#### Exercise
Find the lines of data that contain the string "this", then list them.

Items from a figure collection
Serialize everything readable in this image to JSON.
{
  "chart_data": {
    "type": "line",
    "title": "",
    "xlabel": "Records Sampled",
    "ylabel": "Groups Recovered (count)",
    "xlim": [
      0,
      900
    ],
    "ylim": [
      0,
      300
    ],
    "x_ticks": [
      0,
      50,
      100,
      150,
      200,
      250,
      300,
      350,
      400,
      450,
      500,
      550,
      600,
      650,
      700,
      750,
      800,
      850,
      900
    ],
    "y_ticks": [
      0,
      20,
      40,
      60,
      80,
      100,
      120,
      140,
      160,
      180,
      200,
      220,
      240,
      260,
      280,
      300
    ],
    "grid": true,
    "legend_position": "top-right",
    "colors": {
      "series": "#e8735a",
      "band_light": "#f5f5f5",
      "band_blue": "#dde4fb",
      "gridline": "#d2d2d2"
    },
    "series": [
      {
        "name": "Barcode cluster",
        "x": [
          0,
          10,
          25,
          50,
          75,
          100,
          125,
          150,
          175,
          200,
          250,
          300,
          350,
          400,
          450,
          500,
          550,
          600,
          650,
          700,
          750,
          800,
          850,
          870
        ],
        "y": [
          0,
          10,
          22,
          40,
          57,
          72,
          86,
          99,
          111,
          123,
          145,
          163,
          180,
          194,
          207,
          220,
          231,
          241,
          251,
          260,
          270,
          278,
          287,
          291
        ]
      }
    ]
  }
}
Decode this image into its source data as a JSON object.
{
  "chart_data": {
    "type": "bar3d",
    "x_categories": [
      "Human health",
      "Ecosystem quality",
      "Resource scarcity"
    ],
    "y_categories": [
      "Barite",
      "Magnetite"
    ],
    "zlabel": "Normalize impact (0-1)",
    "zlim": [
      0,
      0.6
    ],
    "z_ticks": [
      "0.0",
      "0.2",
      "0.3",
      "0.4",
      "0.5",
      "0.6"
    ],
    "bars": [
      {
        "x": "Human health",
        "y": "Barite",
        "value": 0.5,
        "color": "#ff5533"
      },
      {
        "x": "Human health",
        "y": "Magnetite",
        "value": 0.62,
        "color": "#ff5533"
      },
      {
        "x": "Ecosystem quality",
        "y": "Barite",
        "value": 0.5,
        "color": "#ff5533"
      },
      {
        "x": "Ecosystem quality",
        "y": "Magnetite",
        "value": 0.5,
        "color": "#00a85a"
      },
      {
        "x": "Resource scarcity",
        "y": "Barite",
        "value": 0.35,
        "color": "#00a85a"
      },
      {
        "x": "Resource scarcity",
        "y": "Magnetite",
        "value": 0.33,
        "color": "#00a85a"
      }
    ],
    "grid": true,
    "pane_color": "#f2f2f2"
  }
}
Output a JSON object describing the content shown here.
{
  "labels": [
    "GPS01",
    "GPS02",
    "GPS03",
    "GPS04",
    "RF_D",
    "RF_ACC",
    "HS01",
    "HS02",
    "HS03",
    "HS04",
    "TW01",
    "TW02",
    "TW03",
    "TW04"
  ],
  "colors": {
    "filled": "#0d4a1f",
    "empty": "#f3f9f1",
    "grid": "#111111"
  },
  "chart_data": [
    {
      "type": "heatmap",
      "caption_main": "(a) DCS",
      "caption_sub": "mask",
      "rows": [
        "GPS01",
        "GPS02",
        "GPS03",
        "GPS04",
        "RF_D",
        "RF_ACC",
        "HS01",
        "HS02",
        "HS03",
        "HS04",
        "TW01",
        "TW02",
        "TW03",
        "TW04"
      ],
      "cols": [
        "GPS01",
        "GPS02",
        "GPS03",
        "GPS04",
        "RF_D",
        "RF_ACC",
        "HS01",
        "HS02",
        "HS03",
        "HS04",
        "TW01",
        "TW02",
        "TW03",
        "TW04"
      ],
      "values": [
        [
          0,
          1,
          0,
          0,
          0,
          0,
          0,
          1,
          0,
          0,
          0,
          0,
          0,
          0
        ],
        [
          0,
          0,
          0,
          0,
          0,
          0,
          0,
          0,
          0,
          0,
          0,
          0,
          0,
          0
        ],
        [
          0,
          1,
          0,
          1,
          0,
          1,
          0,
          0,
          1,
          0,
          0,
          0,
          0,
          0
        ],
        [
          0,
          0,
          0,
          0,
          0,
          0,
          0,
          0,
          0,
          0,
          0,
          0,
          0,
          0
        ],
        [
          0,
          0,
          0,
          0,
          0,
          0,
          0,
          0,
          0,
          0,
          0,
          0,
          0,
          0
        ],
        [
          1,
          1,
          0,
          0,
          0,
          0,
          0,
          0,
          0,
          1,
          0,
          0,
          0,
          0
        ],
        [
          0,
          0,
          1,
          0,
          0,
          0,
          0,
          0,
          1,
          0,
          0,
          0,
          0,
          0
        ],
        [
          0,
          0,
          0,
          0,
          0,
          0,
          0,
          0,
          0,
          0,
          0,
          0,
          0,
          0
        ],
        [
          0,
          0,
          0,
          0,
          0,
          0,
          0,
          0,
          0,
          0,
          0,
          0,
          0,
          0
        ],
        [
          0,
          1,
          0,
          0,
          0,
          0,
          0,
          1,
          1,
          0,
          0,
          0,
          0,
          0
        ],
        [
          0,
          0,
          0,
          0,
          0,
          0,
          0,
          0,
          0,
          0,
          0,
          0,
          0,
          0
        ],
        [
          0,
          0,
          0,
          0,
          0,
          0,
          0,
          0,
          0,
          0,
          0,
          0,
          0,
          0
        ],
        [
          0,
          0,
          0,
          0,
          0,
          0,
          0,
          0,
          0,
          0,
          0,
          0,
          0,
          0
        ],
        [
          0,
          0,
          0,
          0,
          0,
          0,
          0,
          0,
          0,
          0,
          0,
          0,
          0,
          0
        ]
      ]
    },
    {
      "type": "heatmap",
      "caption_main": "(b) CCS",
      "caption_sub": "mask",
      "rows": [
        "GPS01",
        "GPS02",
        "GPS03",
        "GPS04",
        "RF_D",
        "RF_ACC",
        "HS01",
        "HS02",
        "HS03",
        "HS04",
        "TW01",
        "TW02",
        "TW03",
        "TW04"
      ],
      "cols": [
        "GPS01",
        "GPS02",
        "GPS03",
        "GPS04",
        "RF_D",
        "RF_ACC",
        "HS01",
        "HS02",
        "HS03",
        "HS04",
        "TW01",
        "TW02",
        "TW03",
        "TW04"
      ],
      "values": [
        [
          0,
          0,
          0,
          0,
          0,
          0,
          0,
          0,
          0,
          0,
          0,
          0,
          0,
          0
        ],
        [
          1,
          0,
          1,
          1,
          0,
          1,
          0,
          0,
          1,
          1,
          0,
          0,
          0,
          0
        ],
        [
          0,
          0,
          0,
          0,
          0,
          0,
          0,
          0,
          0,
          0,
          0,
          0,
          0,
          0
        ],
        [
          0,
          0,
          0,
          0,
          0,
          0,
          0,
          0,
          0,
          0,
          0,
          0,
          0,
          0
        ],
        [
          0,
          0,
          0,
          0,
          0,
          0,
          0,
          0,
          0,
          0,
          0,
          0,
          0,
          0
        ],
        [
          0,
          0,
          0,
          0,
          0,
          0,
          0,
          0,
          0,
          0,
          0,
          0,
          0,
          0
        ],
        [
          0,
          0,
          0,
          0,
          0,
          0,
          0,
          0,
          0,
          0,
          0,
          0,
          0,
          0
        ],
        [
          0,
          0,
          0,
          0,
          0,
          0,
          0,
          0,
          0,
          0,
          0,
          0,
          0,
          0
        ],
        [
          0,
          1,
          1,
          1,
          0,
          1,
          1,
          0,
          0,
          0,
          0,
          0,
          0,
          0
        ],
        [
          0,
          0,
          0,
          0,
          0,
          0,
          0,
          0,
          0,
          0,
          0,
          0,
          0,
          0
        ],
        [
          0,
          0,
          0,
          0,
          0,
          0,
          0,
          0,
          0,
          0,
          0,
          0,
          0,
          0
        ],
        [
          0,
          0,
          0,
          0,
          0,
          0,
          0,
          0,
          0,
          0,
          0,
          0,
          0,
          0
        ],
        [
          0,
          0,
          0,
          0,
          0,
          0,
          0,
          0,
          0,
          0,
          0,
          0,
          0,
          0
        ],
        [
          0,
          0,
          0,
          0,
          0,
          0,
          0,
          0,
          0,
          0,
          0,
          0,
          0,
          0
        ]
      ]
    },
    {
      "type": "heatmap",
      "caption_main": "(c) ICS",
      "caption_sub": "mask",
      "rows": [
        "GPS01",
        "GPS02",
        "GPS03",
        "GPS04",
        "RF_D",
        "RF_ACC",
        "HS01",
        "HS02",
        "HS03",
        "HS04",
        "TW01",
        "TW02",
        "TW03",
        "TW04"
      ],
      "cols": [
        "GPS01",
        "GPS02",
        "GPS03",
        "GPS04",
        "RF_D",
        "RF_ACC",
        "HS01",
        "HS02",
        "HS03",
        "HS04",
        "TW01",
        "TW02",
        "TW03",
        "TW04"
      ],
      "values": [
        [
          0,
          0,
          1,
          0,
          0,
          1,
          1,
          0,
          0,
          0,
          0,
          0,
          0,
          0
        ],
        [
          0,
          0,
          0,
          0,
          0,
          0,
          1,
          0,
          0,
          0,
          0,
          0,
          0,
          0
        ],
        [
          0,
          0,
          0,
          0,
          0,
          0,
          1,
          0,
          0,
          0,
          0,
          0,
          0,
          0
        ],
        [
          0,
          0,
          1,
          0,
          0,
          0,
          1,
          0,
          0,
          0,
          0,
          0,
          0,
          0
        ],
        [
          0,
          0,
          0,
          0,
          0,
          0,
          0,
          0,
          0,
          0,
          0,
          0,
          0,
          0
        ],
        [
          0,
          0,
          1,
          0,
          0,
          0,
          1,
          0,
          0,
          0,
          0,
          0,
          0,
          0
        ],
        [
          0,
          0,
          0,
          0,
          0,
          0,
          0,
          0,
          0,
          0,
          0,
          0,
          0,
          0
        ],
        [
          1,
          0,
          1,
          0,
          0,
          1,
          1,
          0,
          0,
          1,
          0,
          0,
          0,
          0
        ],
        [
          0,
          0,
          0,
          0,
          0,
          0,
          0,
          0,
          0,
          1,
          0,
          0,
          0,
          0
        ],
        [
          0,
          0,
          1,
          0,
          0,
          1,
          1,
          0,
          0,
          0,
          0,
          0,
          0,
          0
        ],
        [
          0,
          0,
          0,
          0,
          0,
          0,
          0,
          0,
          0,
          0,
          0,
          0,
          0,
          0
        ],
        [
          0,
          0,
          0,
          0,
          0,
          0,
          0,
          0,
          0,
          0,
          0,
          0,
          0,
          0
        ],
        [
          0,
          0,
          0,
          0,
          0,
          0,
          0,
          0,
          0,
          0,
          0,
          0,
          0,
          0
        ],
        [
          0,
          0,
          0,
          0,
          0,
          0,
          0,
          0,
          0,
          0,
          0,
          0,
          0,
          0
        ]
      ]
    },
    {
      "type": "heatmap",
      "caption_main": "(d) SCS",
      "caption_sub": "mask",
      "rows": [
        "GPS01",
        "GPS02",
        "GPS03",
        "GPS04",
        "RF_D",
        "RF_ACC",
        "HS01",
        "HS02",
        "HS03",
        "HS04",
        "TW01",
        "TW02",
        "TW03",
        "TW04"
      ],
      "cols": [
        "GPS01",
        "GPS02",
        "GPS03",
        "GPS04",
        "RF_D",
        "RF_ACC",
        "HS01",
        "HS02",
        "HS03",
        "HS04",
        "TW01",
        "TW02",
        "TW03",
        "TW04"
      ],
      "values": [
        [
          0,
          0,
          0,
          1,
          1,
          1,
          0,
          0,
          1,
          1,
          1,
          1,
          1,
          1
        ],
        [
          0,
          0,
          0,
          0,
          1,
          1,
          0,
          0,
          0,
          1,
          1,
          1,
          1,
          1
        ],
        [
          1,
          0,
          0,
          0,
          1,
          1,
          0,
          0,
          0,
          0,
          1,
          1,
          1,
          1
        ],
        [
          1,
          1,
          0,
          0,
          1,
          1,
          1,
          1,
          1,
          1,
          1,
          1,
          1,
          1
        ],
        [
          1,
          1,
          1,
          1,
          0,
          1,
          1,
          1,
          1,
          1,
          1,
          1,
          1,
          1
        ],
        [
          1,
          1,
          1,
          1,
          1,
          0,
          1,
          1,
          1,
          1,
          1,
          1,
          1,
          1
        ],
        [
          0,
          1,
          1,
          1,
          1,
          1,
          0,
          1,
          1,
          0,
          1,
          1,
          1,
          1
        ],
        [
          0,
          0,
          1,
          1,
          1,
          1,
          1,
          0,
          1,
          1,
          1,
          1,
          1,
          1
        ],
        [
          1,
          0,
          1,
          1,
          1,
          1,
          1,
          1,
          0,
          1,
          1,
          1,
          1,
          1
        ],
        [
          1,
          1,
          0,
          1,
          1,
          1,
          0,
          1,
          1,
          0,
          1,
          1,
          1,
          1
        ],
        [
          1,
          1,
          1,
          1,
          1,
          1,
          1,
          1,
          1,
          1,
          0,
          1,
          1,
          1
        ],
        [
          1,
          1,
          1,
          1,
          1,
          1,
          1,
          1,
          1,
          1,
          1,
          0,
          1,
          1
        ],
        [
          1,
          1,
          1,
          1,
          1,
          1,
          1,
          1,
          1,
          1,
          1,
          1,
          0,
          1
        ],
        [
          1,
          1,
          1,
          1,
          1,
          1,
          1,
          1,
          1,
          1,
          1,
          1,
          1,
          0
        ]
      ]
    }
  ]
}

#### Correct answer
Serialize everything readable in this image to JSON.
Decode this image into its source data as a JSON object.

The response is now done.